**Your goal**
Continue the excerpted passage on sex education, abortion, and pro-life teaching, beginning after its final sentence.

═══ Excerpted passage

This mentality is easily the greatest boon to the pro-abortion movement. Now that love-making has been robbed of love, the fruits turn into liabilities. Children become symptoms, yet another disease that follows upon "risky sex". Abortion becomes the antidote, and the new generation flocks to it because they have never known anything else.
Sex education must be replaced by education in marriage and family; love and truth must replace statistics and risks. Children beg for guidance. It is the duty of pro-life teachers to give it to them, and explain to them why true love is never free of commitment - in the best way possible.
When Pope Benedict XVI, April 17, 2008, addressed a crowd of Catholic educators gathered at the Catholic University of America, after congratulating them on their efforts against a "crisis of faith" and a "crisis of truth", he went on to tell them why American education was failing.
"We observe today a timidity in the face of the category of the good and an aimless pursuit of novelty parading as the realization of the freedom," the Pope said. "We witness an assumption that every experience is of equal worth and a reluctance to admit imperfection and mistakes. And particularly disturbing, is the reduction of the precious and delicate area of education in sexuality to management of 'risk', bereft of any reference to the beauty of conjugal love."
We are grateful to Colin Mason, director of Media Productions at Population Research Institute (Vol. 10; No. 17) for the above insights and quotes.
Fr. John Powell, S.J., has written well: "Each and every child is sent into this world by God with a unique message to deliver, a new song to sing, a personal act of love to bestow."

══════
═══ Exercise data

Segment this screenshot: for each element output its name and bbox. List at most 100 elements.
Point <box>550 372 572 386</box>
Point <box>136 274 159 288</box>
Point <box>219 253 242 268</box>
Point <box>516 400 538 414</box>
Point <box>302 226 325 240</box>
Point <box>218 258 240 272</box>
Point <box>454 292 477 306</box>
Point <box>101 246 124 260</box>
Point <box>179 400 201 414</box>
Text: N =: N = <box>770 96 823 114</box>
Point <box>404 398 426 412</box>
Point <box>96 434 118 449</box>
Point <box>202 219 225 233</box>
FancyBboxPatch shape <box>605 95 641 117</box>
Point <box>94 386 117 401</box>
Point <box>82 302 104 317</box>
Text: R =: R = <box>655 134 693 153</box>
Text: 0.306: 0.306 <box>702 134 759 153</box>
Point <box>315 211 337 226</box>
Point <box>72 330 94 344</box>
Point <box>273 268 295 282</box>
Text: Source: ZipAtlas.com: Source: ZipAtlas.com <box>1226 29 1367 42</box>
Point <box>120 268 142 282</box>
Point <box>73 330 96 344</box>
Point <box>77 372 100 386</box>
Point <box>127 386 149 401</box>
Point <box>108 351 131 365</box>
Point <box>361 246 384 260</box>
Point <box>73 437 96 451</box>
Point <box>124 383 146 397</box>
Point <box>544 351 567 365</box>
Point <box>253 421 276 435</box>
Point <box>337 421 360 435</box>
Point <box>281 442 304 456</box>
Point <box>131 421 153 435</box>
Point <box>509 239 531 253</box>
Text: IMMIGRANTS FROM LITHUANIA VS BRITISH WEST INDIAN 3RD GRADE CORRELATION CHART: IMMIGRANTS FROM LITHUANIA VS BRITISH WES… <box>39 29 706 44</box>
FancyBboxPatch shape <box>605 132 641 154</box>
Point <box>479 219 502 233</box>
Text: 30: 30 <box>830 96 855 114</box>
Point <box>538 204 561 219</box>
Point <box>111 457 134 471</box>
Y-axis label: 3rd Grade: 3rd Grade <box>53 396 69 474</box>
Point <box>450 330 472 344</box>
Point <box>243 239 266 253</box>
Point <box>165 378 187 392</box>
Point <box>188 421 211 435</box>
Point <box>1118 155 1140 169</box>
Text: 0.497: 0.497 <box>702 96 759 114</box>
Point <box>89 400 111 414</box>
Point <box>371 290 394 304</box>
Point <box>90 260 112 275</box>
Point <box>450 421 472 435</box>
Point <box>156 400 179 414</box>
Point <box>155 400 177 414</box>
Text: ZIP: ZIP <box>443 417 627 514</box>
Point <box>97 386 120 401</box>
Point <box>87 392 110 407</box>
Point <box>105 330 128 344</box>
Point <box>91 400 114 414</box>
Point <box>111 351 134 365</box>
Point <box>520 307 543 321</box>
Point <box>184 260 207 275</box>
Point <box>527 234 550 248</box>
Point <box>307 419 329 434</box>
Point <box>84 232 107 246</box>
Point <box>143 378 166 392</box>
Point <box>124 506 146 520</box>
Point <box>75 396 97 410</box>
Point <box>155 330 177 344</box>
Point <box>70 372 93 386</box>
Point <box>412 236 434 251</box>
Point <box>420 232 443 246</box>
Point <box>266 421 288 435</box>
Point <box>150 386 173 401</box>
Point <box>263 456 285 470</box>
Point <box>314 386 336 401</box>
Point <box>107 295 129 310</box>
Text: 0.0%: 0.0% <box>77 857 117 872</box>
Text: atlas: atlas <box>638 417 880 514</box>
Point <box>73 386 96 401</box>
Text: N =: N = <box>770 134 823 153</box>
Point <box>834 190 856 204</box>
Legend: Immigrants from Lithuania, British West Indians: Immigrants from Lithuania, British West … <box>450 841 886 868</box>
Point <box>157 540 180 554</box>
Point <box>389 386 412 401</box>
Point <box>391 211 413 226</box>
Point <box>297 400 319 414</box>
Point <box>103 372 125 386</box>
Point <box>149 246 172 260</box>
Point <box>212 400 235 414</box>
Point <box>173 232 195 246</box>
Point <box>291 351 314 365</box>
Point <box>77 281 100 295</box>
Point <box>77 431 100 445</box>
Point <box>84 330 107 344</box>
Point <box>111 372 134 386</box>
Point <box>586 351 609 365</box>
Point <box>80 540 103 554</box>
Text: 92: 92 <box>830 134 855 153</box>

══════

**Your response**
It is now 40 years since Pope Paul VI, July 29, 2068, issued the encyclical letter, Humane Vitae (Of Human Life), reaffirming the teachings of the Church through the centuries that human life is sacred and artificial birth control is seriously forbidden. Each and every marriage act ("quilibet matrimoniiusus") must remain open to the transmission of life (No. 11). The false teachings of certain theologians, their dissensions to this encyclical, not being in union with the Magisterium, caused confusion for many Catholics and led to a grave weakening of faith and morals. Many now recognize that Paul VI was prophetic in warning that a disregard for true teachings on human sexual morals would lead to widespread abortion, weakening of marriage vows, disrespect for women, a breakdown in faith. This encyclical's teachings were restated and defended by Pope John Paul II in his encyclical Evangelium Vitae (The Gospel of Life, 1995).
By its intimate structure, the conjugal act, while most closely uniting husband and wife, capacitates them for the generation of new lives according to laws inscribed in the very being of man and of woman. By safeguarding both these essential aspects, the unitive and the procreative, the conjugal act preserves in its fullness the sense of true mutual love and its ordination toward man's most high calling to parenthood (No. 12).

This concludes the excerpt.